Sunday, April 10, 2016

The Massacre of Maragha (April 10, 1992)

The massacre of Maragha was one of the forgotten and under-reported episodes of the Karabagh war. The village of the Karabagh region was occupied and destroyed by Azerbaijani troops, the remaining inhabitants were massacred, kidnapped, or disappeared, and the village is currently under Azerbaijani control.

Maragha, formerly called Leninavan, was located in the region of Martakert, just across the border from the Azerbaijani town of Terter, in the oil-rich region of Mir-Bashir, and was one of the largest villages of the region. It had a population of 4,660 people, predominantly Armenians, according to the Soviet census of 1989.

The escalation of the conflict in the spring of 1992 led first to the bombing of the village, which resulted in considerable damage. Some residents fled and temporarily settled in other regions of Karabagh. Afterwards, Azerbaijani forces attacked Maragha on April 10, 1992. Artillery fire started early in the morning, followed by a ground assault from neighboring Mir-Bashir. The village was occupied in the afternoon by 20 armored vehicles and a battalion of 1,000 soldiers, reportedly followed by looters. The village had 500 residents at that time, according to the data of Human Rights Watch (HRW).

A preliminary report published in 1992 by HRW noted that the 60 Armenian fighters who defended Maragha did not have adequate weaponry and had been unable to hold their positions. They had retreated to a spot overlooking the village. Previously, they had notified the villagers, who had mostly left, while the remaining civilians, mainly consisting of the elderly and disabled, had gone into hiding in basements and underground shelters. The Azerbaijani forces massacred the civilians. The Armenians retook the village the following day, and came across bodies of forty-three civilians, mostly mutilated.

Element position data
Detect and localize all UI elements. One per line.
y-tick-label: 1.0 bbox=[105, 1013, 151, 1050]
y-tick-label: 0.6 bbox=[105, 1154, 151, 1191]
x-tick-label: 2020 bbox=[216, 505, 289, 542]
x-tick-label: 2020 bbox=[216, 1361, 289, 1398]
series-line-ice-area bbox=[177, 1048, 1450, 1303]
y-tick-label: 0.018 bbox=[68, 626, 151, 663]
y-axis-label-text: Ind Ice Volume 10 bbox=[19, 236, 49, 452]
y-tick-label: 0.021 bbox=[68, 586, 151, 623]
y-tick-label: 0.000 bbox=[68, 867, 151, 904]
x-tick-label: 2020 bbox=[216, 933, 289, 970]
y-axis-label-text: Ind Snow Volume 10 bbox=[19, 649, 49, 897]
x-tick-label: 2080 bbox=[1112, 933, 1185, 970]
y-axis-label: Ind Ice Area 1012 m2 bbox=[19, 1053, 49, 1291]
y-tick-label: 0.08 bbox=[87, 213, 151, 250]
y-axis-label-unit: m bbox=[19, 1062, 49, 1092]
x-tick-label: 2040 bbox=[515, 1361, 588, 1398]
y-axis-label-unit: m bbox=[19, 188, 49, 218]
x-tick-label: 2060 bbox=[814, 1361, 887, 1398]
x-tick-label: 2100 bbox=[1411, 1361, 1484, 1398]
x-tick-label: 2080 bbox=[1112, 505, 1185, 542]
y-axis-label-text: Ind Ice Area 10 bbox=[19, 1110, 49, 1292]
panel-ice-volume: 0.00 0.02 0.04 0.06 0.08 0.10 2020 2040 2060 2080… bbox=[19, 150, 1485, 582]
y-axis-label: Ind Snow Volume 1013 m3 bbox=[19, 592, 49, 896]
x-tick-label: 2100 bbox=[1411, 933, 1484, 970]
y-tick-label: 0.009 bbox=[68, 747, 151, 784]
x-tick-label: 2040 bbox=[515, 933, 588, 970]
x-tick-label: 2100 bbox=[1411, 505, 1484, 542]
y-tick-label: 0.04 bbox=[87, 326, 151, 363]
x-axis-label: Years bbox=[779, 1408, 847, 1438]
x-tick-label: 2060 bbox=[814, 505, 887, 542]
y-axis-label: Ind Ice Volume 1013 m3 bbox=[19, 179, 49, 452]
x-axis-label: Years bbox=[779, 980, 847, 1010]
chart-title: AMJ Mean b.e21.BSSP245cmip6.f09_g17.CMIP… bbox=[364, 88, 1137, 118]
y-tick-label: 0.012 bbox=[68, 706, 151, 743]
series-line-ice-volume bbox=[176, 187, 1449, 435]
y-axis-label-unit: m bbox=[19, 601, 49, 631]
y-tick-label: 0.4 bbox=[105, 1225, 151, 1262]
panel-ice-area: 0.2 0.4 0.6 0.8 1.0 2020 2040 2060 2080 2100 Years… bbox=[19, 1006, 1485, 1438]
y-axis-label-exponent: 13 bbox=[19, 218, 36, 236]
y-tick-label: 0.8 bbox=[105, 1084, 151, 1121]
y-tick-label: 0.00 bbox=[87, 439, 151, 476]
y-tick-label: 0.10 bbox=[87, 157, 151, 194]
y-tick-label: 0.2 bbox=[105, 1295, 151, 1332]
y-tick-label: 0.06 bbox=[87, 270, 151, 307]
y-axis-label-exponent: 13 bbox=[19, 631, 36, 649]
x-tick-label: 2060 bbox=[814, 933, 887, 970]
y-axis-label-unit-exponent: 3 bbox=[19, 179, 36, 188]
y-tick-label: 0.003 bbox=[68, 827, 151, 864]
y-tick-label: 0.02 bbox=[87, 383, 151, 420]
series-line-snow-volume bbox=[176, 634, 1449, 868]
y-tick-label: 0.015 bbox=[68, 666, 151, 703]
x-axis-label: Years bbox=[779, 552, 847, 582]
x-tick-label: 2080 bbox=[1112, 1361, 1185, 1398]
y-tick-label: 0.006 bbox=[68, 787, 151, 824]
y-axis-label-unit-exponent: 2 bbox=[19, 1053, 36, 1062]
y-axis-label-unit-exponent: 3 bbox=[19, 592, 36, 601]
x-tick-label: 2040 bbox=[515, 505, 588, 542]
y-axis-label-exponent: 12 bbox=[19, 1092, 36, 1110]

> **Directive**: Set down verbatim everything in the account of the Maragha massacre from "Sunday, April 10, 2016" down to "under Azerbaijani control.". The entries originate from a source separate from the account of the Maragha massacre.

> **The result**:
Sunday, April 10, 2016

The Massacre of Maragha (April 10, 1992)

The massacre of Maragha was one of the forgotten and under-reported episodes of the Karabagh war. The village of the Karabagh region was occupied and destroyed by Azerbaijani troops, the remaining inhabitants were massacred, kidnapped, or disappeared, and the village is currently under Azerbaijani control.